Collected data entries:
^^^^
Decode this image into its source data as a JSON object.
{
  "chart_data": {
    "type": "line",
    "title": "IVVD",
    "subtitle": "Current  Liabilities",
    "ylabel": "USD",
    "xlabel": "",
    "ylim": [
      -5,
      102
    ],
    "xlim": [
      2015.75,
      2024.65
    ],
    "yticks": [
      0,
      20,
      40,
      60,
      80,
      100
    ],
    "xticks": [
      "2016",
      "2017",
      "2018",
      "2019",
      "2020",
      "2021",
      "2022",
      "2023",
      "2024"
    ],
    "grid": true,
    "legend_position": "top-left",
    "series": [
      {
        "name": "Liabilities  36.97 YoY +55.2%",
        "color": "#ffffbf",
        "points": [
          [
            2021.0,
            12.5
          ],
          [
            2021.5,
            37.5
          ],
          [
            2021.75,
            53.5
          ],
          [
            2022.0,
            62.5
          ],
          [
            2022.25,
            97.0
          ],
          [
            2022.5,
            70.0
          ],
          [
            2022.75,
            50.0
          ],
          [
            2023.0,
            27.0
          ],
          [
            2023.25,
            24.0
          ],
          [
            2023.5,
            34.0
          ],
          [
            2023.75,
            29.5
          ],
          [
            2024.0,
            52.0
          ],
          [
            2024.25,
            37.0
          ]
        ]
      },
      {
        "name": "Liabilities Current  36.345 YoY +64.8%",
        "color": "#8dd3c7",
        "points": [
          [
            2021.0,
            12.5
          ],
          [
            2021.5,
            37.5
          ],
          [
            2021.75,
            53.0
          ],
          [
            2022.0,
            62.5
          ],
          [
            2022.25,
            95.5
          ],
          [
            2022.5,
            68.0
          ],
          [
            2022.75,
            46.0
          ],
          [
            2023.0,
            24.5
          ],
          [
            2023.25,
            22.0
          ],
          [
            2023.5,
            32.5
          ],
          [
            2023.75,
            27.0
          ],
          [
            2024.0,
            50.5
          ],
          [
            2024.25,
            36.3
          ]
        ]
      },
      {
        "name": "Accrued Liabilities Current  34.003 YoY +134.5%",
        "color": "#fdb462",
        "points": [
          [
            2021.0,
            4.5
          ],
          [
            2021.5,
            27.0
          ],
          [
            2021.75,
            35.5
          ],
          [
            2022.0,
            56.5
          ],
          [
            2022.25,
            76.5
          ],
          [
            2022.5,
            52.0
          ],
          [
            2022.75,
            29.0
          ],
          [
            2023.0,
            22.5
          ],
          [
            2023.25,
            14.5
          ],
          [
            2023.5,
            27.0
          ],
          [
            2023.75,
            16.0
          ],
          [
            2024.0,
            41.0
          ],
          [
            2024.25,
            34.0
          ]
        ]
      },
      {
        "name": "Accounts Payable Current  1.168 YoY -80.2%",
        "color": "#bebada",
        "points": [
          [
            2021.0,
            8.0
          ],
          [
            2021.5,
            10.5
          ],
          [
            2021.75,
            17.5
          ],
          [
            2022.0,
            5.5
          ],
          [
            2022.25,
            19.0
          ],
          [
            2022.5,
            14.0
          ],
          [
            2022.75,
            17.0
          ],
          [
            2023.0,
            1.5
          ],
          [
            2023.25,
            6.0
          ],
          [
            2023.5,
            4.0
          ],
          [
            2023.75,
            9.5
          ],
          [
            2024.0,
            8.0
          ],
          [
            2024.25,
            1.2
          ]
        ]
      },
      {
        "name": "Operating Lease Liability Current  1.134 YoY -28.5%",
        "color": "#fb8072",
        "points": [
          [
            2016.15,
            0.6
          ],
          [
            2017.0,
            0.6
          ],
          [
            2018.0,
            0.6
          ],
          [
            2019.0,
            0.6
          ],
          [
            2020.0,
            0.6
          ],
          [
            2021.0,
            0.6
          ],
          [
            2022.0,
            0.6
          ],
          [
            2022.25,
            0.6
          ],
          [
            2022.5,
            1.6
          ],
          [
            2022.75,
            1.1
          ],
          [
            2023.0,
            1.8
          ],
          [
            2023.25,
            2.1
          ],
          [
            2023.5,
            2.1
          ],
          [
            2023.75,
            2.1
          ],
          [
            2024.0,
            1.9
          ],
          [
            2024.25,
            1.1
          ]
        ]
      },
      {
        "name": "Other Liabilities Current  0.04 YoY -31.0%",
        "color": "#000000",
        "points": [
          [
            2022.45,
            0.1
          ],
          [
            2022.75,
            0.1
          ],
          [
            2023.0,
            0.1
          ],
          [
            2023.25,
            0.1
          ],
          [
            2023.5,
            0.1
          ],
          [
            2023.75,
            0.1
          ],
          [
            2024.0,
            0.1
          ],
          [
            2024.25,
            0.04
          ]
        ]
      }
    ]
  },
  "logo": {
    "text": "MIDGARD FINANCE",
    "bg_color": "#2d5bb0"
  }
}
^^^^
* [Task description]: Show all lines from the records above where the word "Current" occurs.

* [Solution to the problem]:
    "subtitle": "Current  Liabilities",
        "name": "Liabilities Current  36.345 YoY +64.8%",
        "name": "Accrued Liabilities Current  34.003 YoY +134.5%",
        "name": "Accounts Payable Current  1.168 YoY -80.2%",
        "name": "Operating Lease Liability Current  1.134 YoY -28.5%",
        "name": "Other Liabilities Current  0.04 YoY -31.0%",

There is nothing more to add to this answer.